*PASSAGE SHOWN:*

  3. RE: Roll with Me/Dance with Me

    This isn’t directly related, but I’ve been listening to oldies for most of the pandemic, and there is one song that struck me as both simultaneously cheep and clever.

    It is a song about taking a girl for a walk, with a perfectly wholesome video of kids staying exactly one cubit apart the the whole time while strolling down the dance floor.

    Some highlights:

    * “Come, LET’s STROLL!…” (followed by a burlesque trumpet flare)

    * “Let’s stroll across the floor” (flare)

    * “Now turn around baby, let’s stroll once more” (flare)

    * “Feel’s so good, take me by my hand” (flare)

    Apparently it was one of the most popular songs of the late 1950’s. It’s just about a couple strolling down the dance floor, so the censors had no issue with it on the radio. Featured unironically on American bandstand and local television. No word on whether Ed Sullivan featured it….

*STUDY MATERIAL:*
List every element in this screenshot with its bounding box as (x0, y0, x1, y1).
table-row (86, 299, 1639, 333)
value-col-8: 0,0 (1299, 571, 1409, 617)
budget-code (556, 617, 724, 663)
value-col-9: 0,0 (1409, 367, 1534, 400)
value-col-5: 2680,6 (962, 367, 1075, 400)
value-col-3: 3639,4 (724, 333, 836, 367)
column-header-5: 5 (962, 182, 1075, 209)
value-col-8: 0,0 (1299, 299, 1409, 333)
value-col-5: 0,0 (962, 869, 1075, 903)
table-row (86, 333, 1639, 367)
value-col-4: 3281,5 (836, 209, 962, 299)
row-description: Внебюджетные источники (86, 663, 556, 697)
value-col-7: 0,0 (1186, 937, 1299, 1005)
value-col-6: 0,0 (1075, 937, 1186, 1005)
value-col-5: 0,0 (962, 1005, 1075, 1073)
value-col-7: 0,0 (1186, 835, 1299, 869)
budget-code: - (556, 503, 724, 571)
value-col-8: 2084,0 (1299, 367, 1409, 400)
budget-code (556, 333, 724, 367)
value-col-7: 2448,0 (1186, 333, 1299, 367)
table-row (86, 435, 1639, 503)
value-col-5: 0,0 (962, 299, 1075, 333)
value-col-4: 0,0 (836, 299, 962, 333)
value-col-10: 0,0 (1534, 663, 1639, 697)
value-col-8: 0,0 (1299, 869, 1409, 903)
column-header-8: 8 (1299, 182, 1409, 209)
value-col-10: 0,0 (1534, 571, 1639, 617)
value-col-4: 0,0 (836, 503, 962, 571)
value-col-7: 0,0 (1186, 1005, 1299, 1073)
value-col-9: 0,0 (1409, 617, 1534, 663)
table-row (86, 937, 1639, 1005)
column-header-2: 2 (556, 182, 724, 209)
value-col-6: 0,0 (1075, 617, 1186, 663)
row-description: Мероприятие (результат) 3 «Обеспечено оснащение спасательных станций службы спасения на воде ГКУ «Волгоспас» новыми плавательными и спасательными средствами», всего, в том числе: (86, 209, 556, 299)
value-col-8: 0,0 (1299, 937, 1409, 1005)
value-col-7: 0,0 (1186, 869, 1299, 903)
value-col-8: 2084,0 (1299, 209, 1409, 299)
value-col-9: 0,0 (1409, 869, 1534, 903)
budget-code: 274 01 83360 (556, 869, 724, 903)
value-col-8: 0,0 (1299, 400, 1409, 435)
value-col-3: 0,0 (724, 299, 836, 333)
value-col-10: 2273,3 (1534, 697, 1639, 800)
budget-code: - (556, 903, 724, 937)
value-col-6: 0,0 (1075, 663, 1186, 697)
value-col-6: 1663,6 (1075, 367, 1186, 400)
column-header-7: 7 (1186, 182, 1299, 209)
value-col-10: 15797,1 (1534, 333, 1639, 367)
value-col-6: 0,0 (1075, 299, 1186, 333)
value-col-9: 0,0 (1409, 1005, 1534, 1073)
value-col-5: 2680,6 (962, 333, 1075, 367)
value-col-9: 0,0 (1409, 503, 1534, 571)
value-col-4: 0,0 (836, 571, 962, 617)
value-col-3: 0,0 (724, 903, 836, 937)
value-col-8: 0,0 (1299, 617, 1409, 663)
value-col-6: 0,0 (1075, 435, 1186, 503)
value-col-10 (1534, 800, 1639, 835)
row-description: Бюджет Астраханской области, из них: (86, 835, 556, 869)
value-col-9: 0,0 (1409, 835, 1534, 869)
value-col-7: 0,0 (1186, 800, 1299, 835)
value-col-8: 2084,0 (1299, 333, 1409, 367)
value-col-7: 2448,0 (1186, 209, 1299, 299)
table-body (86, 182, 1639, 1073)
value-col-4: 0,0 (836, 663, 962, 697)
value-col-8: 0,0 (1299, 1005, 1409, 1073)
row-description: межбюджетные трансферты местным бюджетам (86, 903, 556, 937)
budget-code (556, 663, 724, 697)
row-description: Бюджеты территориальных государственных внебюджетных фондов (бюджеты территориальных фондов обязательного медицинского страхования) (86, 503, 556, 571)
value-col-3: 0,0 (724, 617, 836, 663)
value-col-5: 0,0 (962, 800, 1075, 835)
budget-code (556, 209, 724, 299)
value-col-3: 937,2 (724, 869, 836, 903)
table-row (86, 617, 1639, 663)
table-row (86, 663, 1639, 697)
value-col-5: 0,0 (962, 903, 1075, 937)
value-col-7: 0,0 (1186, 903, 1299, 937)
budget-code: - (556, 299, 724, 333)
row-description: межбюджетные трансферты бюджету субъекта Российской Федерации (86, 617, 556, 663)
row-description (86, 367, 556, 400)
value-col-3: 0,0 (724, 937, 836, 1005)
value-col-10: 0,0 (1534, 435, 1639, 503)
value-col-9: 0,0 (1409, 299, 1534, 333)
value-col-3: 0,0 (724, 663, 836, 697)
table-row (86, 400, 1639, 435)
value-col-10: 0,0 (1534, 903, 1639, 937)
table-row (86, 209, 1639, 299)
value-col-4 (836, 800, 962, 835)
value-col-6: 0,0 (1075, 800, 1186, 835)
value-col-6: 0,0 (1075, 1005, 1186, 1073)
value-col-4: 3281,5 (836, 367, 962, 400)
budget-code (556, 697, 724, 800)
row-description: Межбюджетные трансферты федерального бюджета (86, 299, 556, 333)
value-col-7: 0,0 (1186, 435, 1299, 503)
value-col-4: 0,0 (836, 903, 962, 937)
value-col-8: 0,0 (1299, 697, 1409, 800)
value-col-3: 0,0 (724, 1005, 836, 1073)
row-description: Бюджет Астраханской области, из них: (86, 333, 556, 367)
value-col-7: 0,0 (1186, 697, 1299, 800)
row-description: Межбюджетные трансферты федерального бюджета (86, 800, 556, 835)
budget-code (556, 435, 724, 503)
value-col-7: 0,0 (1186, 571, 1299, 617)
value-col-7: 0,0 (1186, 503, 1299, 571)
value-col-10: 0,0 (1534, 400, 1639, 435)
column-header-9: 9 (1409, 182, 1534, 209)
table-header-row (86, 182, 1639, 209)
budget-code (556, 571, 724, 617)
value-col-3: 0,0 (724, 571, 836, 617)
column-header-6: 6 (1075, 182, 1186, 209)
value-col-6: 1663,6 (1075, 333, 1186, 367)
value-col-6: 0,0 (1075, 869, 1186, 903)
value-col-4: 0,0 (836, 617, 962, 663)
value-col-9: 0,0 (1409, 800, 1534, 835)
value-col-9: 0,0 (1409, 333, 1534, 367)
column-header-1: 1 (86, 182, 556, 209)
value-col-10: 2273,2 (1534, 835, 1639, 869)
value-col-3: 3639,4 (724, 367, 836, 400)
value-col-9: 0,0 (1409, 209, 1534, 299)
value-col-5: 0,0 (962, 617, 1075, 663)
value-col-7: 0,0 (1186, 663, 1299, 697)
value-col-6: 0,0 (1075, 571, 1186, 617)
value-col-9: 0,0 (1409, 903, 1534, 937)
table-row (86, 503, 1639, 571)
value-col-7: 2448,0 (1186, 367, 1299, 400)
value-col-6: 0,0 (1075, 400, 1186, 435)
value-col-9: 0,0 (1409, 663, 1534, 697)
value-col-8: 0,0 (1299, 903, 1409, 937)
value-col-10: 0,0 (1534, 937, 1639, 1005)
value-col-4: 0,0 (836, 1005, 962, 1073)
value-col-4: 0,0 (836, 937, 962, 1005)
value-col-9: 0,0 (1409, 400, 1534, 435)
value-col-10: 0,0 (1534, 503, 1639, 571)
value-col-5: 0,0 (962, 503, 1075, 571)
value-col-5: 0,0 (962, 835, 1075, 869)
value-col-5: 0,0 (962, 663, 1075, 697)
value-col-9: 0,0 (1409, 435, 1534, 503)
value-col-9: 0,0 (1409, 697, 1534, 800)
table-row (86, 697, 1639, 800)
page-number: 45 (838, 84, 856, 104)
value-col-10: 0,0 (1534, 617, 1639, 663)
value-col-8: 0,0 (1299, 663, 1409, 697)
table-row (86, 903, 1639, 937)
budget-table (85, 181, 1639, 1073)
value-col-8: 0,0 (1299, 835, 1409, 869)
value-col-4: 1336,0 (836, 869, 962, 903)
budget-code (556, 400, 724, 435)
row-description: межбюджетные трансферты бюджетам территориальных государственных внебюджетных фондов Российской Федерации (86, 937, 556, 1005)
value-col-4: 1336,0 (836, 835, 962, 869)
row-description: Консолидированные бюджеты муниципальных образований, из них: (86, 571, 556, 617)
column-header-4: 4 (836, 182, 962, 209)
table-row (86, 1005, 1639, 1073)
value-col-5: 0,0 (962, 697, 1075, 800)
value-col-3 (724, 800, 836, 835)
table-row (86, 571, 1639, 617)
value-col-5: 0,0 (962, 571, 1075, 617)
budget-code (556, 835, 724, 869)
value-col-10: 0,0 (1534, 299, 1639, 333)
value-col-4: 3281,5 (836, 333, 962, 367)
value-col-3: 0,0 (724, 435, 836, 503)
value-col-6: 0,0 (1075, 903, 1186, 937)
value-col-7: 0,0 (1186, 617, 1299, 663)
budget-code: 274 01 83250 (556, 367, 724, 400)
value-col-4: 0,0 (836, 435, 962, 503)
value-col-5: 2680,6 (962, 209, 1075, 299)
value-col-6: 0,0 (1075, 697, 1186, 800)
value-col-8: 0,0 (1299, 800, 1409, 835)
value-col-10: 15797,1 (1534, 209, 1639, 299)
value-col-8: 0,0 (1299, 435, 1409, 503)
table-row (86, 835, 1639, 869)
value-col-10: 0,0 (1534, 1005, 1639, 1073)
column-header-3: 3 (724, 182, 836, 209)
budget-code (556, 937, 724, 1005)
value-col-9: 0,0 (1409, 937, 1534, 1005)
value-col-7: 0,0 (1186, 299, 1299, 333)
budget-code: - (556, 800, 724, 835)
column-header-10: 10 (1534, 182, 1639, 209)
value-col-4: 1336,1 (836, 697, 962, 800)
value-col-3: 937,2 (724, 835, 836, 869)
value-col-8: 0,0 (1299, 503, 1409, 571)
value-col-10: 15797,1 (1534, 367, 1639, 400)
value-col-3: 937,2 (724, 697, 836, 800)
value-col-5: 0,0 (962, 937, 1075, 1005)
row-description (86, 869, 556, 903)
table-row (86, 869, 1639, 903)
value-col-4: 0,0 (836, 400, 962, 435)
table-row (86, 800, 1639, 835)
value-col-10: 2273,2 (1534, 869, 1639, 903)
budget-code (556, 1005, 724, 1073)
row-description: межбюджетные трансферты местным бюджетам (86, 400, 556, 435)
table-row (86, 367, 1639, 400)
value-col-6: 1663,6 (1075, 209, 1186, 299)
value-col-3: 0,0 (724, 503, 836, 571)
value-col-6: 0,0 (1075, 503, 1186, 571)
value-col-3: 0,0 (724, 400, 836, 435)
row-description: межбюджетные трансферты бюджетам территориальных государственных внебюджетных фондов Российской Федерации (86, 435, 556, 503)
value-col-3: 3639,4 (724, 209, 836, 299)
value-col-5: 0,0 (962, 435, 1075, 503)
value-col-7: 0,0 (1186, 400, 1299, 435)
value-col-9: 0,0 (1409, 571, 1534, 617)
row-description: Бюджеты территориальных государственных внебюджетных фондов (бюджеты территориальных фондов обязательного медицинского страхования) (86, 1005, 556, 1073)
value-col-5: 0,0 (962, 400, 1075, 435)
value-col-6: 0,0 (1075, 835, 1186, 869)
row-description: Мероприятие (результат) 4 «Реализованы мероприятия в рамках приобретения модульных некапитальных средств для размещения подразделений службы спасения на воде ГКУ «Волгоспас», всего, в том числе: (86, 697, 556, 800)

*EXERCISE PROMPT:*
Reproduce, word for word, the section of the forum reply about the strolling song that starts with the words containing "3. RE: Roll" and ends with "cheep and clever.".

*ANSWER:*
3. RE: Roll with Me/Dance with Me

    This isn’t directly related, but I’ve been listening to oldies for most of the pandemic, and there is one song that struck me as both simultaneously cheep and clever.